OBJECTIVES.
1 - On the query hints page, which optimizer is described as suitable for transactional workloads?
2 - Render the entries as a numbered list, from their first line to the line with "bar-ofrecidas (45, 304, 52, 322)", both included, and leave out blank lines.

SELECTED PASSAGE.
........

Query Hints

SynxDB Elastic uses two query optimizers: the Postgres-based optimizer and GPORCA. Each optimizer is tailored for specific types of workloads:

The Postgres-based optimizer: Suitable for transactional workloads.
GPORCA: Suitable for analytical and hybrid transactional-analytical workloads.

When processing a query, the optimizer explores a vast search space of equivalent execution plans. It uses table statistics and cardinality estimation models to predict the number of rows processed by each operation. The optimizer then assigns a cost to each plan using a cost model and selects the one with the lowest cost as the final execution plan.

........

INFORMATION PROVIDED.
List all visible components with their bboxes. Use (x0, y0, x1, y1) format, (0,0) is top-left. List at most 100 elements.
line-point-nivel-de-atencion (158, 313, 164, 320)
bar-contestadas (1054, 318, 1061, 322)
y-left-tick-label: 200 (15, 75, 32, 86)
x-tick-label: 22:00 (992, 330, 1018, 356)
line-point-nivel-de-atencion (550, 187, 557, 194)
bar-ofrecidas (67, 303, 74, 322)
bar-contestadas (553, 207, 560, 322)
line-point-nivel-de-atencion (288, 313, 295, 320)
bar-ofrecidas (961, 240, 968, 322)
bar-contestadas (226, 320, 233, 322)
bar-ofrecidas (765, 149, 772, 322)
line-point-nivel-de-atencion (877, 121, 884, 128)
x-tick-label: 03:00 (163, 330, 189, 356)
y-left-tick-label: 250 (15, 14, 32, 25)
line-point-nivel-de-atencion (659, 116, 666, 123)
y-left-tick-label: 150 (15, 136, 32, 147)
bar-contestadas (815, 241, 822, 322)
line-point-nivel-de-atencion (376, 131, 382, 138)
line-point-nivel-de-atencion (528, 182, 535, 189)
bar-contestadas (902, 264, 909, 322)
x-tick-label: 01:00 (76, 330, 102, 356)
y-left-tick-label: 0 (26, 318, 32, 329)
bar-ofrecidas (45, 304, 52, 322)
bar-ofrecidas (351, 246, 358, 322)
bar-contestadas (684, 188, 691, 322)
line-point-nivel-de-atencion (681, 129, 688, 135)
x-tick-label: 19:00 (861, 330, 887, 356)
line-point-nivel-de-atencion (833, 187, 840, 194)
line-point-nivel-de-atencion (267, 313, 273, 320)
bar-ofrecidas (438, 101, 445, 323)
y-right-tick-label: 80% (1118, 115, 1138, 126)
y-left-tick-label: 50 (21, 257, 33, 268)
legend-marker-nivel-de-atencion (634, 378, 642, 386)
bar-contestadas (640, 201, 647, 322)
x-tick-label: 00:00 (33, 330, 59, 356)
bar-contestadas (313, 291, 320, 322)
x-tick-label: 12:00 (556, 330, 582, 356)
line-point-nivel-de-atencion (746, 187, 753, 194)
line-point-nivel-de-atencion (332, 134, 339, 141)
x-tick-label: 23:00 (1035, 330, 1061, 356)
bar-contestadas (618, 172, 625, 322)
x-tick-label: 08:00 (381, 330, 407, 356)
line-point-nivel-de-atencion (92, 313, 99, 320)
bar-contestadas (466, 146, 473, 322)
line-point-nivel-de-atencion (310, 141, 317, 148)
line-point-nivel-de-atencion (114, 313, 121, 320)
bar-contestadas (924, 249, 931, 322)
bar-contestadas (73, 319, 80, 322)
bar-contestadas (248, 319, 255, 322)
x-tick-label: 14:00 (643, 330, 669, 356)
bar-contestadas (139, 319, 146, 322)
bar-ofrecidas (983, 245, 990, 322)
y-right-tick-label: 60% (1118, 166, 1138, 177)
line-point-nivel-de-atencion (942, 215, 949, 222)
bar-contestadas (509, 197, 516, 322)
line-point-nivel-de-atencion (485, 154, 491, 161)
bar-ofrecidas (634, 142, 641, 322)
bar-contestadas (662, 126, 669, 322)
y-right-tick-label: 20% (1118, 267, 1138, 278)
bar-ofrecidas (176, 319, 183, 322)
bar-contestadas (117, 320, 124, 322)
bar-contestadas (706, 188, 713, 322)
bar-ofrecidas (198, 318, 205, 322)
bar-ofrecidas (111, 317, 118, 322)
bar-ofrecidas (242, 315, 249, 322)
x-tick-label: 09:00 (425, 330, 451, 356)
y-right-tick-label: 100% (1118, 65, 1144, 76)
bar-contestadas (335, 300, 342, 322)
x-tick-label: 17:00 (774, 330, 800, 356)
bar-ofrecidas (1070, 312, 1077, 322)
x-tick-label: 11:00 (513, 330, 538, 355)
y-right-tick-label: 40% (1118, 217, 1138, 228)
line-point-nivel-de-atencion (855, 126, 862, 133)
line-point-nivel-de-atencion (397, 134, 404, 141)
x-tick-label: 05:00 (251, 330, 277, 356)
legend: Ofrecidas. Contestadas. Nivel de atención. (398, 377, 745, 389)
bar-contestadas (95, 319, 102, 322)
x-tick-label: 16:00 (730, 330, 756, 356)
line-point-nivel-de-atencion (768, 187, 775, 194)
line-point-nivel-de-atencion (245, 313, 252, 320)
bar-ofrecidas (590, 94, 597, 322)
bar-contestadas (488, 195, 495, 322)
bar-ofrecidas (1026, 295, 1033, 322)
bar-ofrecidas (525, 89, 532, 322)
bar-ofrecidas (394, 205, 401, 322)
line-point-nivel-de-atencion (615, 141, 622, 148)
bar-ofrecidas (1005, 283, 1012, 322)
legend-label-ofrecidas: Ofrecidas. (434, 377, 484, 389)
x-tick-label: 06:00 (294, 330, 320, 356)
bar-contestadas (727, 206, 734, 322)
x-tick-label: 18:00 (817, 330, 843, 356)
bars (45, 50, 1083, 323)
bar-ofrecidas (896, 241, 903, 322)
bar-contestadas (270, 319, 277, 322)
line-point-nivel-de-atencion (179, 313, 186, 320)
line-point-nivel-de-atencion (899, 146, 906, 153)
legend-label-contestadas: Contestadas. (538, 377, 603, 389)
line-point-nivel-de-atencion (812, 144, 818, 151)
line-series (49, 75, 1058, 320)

........

ANSWERS FOR THE EXERCISE.
1 - The Postgres-based optimizer.

2 -
1. List all visible components with their bboxes. Use (x0, y0, x1, y1) format, (0,0) is top-left. List at most 100 elements.
2. line-point-nivel-de-atencion (158, 313, 164, 320)
3. bar-contestadas (1054, 318, 1061, 322)
4. y-left-tick-label: 200 (15, 75, 32, 86)
5. x-tick-label: 22:00 (992, 330, 1018, 356)
6. line-point-nivel-de-atencion (550, 187, 557, 194)
7. bar-ofrecidas (67, 303, 74, 322)
8. bar-contestadas (553, 207, 560, 322)
9. line-point-nivel-de-atencion (288, 313, 295, 320)
10. bar-ofrecidas (961, 240, 968, 322)
11. bar-contestadas (226, 320, 233, 322)
12. bar-ofrecidas (765, 149, 772, 322)
13. line-point-nivel-de-atencion (877, 121, 884, 128)
14. x-tick-label: 03:00 (163, 330, 189, 356)
15. y-left-tick-label: 250 (15, 14, 32, 25)
16. line-point-nivel-de-atencion (659, 116, 666, 123)
17. y-left-tick-label: 150 (15, 136, 32, 147)
18. bar-contestadas (815, 241, 822, 322)
19. line-point-nivel-de-atencion (376, 131, 382, 138)
20. line-point-nivel-de-atencion (528, 182, 535, 189)
21. bar-contestadas (902, 264, 909, 322)
22. x-tick-label: 01:00 (76, 330, 102, 356)
23. y-left-tick-label: 0 (26, 318, 32, 329)
24. bar-ofrecidas (45, 304, 52, 322)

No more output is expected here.